[Stored records]
- - -

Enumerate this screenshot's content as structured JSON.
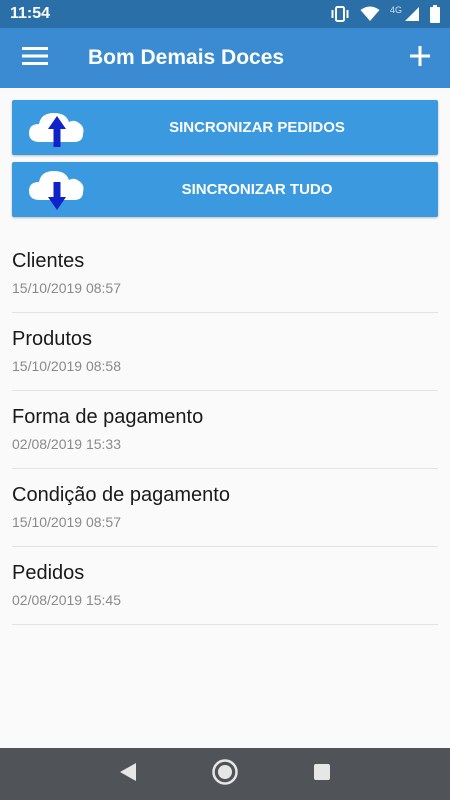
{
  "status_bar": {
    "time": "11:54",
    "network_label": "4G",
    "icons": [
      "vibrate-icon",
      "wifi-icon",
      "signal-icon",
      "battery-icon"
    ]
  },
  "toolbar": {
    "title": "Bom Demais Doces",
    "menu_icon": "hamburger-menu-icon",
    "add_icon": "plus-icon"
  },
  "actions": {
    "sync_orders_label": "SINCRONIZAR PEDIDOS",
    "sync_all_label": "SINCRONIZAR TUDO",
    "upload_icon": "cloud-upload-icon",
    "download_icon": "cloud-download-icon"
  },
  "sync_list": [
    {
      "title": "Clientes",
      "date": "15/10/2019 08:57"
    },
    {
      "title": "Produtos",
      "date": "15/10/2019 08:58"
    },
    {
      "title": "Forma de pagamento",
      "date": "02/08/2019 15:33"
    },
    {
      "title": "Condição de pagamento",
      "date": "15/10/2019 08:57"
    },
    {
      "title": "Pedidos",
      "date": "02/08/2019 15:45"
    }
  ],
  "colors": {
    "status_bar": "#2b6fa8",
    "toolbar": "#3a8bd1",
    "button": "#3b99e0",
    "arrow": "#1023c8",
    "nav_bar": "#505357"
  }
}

- - -

Search the records above for "cloud". Copy each line where it is found.

» ANSWER TO THE TASK
    "upload_icon": "cloud-upload-icon",
    "download_icon": "cloud-download-icon"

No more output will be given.